--- YANG HARUS DIKERJAKAN ---
Salin dengan tepat bagian teks tentang manuskrip kuno di bawah ini, dari "Akan tetapi, apabila" sampai dengan "di masa lampau.".

Tarikh

Mengevaluasi Cara Taubat Kita Melalui Manuskrip Kuno

4 Mins read

Pernah kah kamu mengira bahwa buku-buku yang kita baca saat ini hasil dari sumbangsih tradisi tulis menulis di zaman kuno?

Tradisi Salin Menyalin

Sebelum tradisi cetak pada akhir abad ke-19 muncul, para penulis menulis naskah menggunakan tinta yang berasal dari alam sekitar. Kemudian menuliskannya di atas pelepah pohon, daun, maupun kulit binatang buruan dengan waktu berbulan-bulan, bahkan bertahun-tahun. Berbeda dengan sekarang, hanya mengetik aksara latin di atas tools keyboard, lalu dicetak menggunakan printer dalam waktu sehari.

Kemudian dari satu karya penulis dapat digandakan melalui gerakan menyalin naskah yang disalin dari beberapa orang. Ada juga yang menerjemahkannya dalam bahasa yang lain untuk dapat dipahami oleh masyarakat di belahan dunia yang lain. Tradisi salin menyalin naskah ini berlangsung sepanjang bergulirnya masa, tergantung seberapa pentingnya karya tersebut bagi manusia.

Hingga saat ini, pada abad ke-21, kita masih menemukan manuskrip-manuskrip kuno yang tersimpan di berbagai perpustakaan nasional, musium nasional, maupun tempat kebudayaan daerah. Tak jarang juga masyarakat lokal pun masih menyimpan manuskrip yang dibalut dengan kain dan dialokasikan turun-menurun ke pejabat setempat maupun keluarga. Sebab,  manuskrip tersebut dianggap sebagai benda pusaka.

Filologi dan Kadiologi

Akan tetapi, apabila masukrip disimpan terlalu lama tanpa ada pemeliharaan, lambat laun akan menjadi asam dan lapuk. Bahkan beberapa manuskrip dapat bolong karena dimakan rayap dan musnah. Oleh sebab itu, munculah ilmu pengetahuan baru yang berfungsi guna melestarikan manuskrip agar tidak punah bernama Filologi dan Kodikologi. Penggiat ilmu tersebut dinamakan filolog dan kodikolog.

Kedua cabang ilmu tersebut memiliki keterikatan satu sama lain. Filologi berfokus tentang bagaimana menyelamatkan isi tulisan dalam sebuah naskah, sedangan Kodikologi melihat dari fisik sebuah naskah. Kedua ilmu tersebut dapat meneropong sejarah, kebudayaan, tradisi adat-istiadat, mapun keagamaan masyarakat tertentu di masa lampau.

Baca Juga  Syariat dalam Tasawuf, Pentingkah?

--- ENTRI DATA ---
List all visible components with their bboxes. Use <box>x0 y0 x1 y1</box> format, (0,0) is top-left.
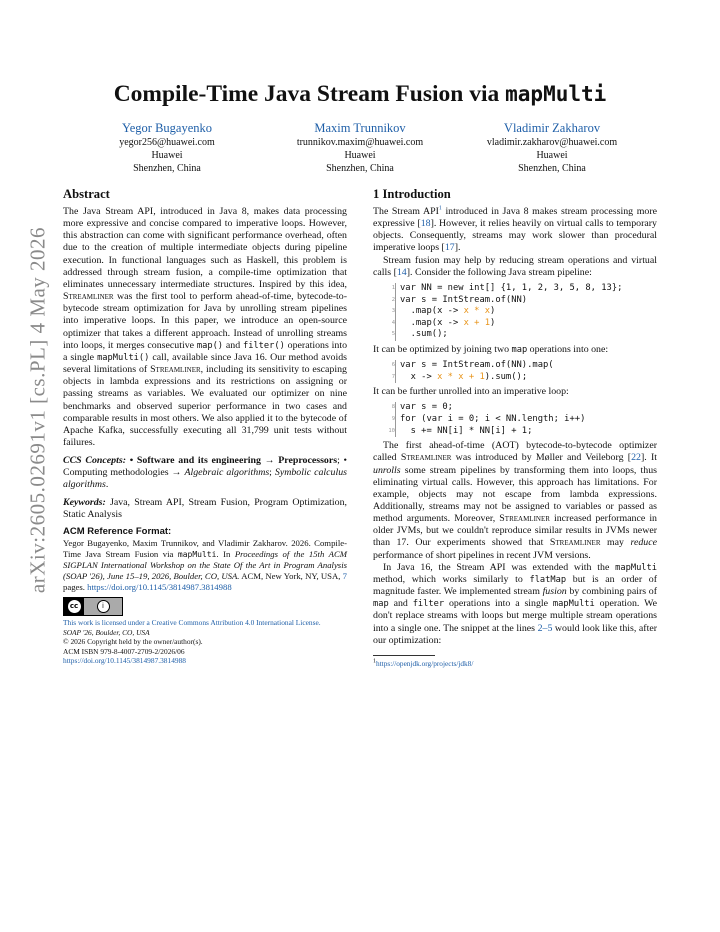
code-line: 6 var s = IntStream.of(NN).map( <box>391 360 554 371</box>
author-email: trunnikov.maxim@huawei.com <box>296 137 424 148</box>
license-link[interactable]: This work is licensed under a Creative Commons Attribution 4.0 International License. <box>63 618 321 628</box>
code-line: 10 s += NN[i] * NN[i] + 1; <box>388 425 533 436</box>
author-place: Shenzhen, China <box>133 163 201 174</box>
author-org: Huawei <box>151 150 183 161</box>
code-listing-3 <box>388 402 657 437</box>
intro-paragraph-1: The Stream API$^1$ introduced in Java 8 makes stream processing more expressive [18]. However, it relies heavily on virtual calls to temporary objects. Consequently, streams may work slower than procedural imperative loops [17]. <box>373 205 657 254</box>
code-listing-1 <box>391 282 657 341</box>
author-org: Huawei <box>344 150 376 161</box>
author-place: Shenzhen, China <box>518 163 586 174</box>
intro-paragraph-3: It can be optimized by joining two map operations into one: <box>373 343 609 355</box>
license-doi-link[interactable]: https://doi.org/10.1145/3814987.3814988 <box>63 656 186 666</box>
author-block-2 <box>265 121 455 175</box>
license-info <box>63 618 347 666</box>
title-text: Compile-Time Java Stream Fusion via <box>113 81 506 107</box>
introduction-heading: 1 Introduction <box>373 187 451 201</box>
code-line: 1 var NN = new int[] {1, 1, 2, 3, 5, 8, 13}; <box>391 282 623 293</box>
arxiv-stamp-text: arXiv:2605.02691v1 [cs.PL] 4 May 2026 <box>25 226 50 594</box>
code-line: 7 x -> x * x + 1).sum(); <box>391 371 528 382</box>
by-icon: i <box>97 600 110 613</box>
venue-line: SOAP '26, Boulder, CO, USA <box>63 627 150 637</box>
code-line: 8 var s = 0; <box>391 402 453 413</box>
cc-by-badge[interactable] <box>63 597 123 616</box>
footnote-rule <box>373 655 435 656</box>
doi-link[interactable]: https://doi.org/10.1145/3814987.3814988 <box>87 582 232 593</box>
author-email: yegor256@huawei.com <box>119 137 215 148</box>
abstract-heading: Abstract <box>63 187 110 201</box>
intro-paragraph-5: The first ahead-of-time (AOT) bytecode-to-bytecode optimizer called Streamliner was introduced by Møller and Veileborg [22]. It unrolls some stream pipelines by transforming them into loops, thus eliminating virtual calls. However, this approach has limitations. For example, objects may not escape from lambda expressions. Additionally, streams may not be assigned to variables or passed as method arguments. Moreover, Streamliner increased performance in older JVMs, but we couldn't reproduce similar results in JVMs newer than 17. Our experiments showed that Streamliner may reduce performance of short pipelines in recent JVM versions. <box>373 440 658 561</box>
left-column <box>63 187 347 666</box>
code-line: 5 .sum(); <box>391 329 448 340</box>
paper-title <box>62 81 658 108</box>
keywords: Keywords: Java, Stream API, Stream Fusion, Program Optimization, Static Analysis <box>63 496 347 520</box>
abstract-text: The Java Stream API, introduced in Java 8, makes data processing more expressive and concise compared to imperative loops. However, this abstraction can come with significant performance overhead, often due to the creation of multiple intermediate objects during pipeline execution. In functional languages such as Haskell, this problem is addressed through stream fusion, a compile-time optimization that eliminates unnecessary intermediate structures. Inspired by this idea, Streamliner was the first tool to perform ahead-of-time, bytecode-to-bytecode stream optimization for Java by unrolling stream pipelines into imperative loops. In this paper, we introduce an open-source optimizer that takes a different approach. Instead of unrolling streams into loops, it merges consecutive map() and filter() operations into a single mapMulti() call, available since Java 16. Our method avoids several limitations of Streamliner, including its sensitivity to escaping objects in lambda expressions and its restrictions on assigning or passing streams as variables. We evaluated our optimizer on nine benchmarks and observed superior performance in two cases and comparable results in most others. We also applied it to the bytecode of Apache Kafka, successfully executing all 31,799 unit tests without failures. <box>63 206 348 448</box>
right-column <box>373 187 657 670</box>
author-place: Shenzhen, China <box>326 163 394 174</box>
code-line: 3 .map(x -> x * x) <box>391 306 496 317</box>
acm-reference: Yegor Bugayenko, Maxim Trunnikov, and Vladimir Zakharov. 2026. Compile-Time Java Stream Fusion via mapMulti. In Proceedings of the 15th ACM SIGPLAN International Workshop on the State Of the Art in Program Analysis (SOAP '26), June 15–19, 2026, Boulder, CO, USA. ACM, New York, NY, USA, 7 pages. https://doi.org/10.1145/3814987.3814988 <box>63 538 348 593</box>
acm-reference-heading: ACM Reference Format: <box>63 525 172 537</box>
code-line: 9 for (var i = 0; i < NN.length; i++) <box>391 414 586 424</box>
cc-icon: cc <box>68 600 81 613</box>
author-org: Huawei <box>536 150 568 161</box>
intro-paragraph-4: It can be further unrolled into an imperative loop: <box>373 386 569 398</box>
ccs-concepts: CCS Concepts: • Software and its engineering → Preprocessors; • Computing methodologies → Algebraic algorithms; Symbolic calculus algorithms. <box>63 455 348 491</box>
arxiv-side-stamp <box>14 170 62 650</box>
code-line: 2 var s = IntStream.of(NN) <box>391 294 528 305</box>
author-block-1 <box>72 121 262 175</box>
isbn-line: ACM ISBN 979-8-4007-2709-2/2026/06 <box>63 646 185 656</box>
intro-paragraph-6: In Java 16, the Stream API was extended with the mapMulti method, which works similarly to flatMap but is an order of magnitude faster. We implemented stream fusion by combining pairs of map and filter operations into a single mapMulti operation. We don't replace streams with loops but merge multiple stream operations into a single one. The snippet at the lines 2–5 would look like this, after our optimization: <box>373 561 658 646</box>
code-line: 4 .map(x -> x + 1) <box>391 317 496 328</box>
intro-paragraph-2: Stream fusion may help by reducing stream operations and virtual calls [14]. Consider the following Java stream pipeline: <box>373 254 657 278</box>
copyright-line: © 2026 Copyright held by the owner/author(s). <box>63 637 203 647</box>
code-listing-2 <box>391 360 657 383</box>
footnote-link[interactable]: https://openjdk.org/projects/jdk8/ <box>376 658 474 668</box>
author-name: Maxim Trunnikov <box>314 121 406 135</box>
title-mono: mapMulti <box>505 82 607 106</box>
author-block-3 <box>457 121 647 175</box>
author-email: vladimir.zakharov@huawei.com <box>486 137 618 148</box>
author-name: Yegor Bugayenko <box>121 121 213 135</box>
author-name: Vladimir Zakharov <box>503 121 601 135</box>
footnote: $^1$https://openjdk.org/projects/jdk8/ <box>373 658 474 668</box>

--- JAWABAN TERTULIS ---
Akan tetapi, apabila masukrip disimpan terlalu lama tanpa ada pemeliharaan, lambat laun akan menjadi asam dan lapuk. Bahkan beberapa manuskrip dapat bolong karena dimakan rayap dan musnah. Oleh sebab itu, munculah ilmu pengetahuan baru yang berfungsi guna melestarikan manuskrip agar tidak punah bernama Filologi dan Kodikologi. Penggiat ilmu tersebut dinamakan filolog dan kodikolog.

Kedua cabang ilmu tersebut memiliki keterikatan satu sama lain. Filologi berfokus tentang bagaimana menyelamatkan isi tulisan dalam sebuah naskah, sedangan Kodikologi melihat dari fisik sebuah naskah. Kedua ilmu tersebut dapat meneropong sejarah, kebudayaan, tradisi adat-istiadat, mapun keagamaan masyarakat tertentu di masa lampau.